> _What is being asked_: Find the line with "Extract all readable text from this page." in the data below. Repeat it and every line after it up to the end, exactly, but drop the pictures.

> _Record set_:
====

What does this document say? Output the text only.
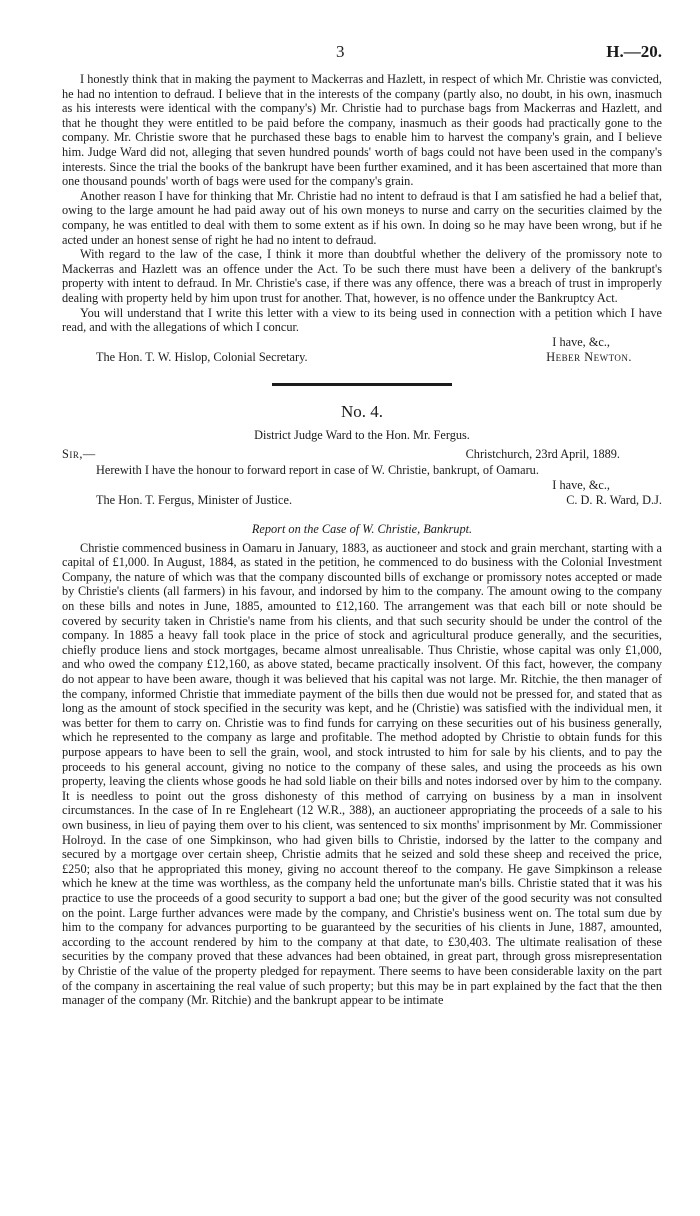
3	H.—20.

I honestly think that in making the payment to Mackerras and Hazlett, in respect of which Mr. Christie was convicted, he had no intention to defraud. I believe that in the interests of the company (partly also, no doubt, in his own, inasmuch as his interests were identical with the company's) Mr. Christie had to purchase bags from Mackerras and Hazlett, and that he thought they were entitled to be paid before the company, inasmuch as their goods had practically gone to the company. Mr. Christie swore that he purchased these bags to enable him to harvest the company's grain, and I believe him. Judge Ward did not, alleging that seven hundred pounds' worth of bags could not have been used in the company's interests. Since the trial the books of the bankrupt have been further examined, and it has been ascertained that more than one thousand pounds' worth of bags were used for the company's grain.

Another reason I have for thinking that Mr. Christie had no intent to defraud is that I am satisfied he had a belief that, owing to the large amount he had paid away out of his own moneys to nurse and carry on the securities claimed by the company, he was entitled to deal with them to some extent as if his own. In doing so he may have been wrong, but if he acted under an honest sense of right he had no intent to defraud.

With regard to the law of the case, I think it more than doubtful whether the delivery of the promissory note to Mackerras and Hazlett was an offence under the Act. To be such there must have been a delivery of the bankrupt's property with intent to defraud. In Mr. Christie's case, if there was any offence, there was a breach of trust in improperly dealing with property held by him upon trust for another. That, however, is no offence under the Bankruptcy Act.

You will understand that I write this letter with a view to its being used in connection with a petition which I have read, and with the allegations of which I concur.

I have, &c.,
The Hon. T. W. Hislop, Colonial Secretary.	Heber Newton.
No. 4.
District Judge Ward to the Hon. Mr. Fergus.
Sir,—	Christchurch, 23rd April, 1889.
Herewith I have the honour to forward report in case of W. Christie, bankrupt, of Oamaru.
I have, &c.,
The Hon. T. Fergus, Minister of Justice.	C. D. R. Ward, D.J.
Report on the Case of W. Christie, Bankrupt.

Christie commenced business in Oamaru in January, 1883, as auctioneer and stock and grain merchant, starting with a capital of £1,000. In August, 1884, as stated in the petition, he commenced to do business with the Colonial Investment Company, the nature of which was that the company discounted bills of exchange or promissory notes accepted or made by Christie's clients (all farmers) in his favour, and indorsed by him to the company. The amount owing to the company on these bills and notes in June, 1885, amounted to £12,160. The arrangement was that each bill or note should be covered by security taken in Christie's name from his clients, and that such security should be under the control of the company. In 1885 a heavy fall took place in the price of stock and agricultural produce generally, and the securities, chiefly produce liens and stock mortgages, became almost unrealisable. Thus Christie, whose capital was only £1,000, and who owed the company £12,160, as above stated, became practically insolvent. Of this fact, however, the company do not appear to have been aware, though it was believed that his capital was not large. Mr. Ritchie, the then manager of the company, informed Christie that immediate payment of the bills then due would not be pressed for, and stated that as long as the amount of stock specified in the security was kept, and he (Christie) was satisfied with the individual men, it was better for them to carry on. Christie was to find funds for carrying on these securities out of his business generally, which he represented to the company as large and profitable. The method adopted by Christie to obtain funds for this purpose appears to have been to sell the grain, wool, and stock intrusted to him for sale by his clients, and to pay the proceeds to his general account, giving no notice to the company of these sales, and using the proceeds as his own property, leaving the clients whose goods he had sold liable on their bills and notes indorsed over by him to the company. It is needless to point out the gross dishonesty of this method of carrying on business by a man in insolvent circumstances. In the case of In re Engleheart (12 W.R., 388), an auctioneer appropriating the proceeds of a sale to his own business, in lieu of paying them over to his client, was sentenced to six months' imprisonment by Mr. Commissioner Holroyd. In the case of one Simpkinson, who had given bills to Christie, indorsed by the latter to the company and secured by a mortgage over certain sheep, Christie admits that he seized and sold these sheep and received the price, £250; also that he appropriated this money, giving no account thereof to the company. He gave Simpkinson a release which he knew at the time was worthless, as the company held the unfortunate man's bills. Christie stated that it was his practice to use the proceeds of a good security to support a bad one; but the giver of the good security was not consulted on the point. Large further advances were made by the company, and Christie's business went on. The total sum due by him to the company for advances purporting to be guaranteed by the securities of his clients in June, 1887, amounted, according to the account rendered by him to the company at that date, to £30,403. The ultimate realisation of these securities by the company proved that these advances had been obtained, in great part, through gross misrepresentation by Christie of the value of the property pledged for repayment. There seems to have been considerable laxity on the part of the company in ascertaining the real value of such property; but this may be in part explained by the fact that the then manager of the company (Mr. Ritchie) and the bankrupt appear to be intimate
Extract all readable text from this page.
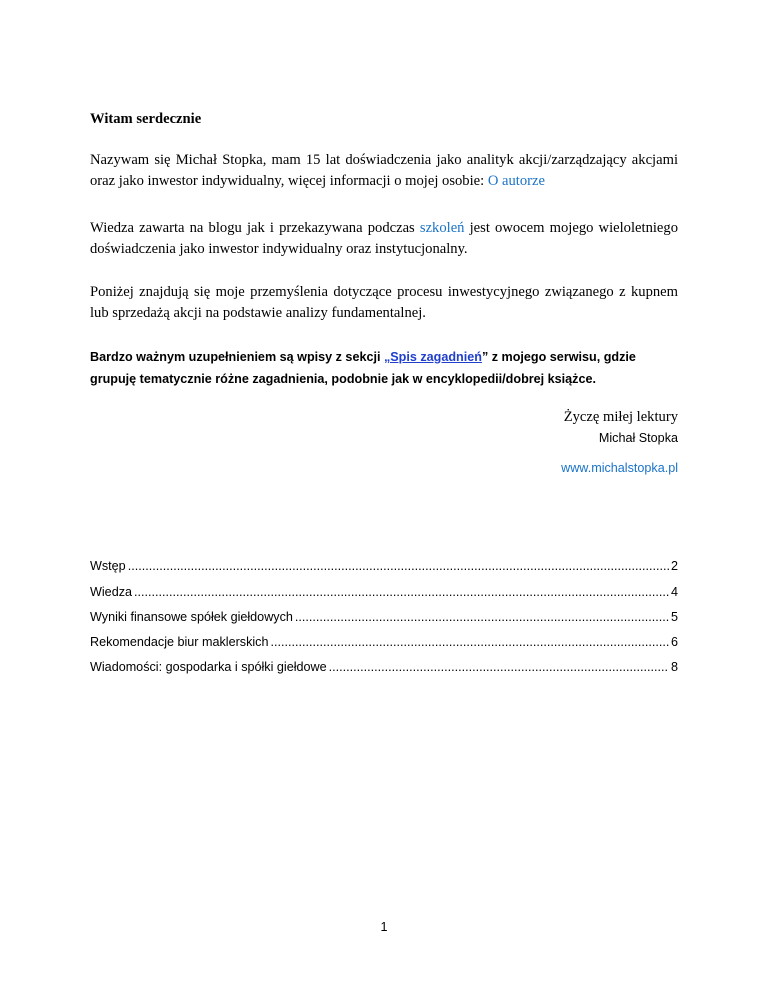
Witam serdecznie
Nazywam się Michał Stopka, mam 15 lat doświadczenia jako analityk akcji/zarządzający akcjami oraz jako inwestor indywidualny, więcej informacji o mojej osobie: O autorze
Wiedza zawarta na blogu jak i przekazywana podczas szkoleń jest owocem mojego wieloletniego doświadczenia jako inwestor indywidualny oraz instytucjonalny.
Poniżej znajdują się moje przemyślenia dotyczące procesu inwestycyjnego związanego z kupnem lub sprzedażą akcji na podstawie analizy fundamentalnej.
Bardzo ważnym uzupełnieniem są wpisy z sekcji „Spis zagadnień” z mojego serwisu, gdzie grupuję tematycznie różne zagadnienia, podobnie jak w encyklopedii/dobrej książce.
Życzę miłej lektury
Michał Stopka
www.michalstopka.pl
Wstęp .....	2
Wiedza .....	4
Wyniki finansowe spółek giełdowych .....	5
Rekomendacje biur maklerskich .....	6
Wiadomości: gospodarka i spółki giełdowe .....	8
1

====

> _Exercise solution_:
Extract all readable text from this page.
Witam serdecznie
Nazywam się Michał Stopka, mam 15 lat doświadczenia jako analityk akcji/zarządzający akcjami oraz jako inwestor indywidualny, więcej informacji o mojej osobie: O autorze
Wiedza zawarta na blogu jak i przekazywana podczas szkoleń jest owocem mojego wieloletniego doświadczenia jako inwestor indywidualny oraz instytucjonalny.
Poniżej znajdują się moje przemyślenia dotyczące procesu inwestycyjnego związanego z kupnem lub sprzedażą akcji na podstawie analizy fundamentalnej.
Bardzo ważnym uzupełnieniem są wpisy z sekcji „Spis zagadnień” z mojego serwisu, gdzie grupuję tematycznie różne zagadnienia, podobnie jak w encyklopedii/dobrej książce.
Życzę miłej lektury
Michał Stopka
www.michalstopka.pl
Wstęp .....	2
Wiedza .....	4
Wyniki finansowe spółek giełdowych .....	5
Rekomendacje biur maklerskich .....	6
Wiadomości: gospodarka i spółki giełdowe .....	8
1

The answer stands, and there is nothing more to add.